[Source data]
● ● ● ●

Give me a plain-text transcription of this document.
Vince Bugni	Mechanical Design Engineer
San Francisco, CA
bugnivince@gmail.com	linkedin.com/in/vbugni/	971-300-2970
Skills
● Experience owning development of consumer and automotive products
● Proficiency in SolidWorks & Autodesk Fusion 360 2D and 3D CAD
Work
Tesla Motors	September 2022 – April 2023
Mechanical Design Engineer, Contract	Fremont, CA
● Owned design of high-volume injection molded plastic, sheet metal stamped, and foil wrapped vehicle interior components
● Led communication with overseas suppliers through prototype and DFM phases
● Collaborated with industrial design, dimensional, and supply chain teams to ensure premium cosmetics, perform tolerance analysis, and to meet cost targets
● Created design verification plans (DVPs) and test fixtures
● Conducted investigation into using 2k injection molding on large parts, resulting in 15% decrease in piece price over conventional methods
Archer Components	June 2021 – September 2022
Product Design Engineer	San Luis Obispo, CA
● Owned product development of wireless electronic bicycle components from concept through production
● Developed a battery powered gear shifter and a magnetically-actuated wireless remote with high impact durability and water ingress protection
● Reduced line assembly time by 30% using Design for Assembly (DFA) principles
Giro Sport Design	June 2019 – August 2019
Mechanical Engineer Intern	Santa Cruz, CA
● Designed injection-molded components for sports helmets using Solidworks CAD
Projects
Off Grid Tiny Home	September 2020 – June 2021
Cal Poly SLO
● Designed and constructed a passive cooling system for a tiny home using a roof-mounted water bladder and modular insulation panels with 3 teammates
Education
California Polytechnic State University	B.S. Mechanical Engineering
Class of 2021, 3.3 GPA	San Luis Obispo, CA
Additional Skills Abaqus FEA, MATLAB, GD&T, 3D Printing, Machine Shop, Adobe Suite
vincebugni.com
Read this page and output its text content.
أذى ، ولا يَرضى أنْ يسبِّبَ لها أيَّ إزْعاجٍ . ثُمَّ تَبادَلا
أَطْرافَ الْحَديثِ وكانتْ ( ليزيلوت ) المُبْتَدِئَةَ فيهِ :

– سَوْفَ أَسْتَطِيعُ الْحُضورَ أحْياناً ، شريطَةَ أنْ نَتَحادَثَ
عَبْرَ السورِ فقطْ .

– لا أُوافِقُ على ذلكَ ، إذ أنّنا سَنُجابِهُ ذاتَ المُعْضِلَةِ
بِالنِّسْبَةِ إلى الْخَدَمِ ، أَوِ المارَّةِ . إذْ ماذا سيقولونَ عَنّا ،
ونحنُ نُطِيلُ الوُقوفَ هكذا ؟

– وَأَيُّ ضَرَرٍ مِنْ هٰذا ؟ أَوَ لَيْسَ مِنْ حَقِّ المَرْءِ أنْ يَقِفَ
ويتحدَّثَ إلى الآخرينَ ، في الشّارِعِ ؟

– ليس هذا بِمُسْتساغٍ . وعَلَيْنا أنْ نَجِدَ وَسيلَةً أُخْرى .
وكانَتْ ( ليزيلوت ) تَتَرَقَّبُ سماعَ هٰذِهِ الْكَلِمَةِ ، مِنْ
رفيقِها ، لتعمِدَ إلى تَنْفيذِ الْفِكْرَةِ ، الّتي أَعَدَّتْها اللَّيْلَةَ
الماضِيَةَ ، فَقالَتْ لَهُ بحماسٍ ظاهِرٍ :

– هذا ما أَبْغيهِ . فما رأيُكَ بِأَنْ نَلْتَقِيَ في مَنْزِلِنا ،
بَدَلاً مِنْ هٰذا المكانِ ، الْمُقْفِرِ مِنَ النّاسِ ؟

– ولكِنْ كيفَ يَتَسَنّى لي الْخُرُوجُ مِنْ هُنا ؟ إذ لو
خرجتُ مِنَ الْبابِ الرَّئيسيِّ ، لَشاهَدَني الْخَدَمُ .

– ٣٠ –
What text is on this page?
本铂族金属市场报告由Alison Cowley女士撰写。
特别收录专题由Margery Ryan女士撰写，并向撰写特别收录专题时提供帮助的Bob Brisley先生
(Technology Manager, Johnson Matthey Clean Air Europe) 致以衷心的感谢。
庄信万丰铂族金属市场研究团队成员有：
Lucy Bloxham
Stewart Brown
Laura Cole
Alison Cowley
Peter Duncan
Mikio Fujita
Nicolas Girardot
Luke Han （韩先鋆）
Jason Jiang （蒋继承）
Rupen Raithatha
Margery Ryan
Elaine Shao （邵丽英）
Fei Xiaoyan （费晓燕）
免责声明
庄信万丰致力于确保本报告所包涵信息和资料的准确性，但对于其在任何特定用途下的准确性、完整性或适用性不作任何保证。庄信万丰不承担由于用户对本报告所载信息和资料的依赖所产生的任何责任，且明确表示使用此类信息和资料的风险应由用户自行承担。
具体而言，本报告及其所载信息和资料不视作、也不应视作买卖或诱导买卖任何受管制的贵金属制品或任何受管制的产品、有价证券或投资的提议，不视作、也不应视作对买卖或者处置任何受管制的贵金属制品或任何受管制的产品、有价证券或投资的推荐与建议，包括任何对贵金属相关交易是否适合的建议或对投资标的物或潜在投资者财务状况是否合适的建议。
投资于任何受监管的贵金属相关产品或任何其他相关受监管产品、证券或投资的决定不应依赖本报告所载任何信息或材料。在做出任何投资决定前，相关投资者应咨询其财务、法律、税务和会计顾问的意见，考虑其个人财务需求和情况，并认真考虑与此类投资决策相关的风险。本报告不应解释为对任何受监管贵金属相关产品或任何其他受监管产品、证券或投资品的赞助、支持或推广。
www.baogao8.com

● ● ● ●

Challenge:
Report how many lines in the entries hold the string "ليزيلوت". Nothing but the number is wanted.

Exercise solution:
2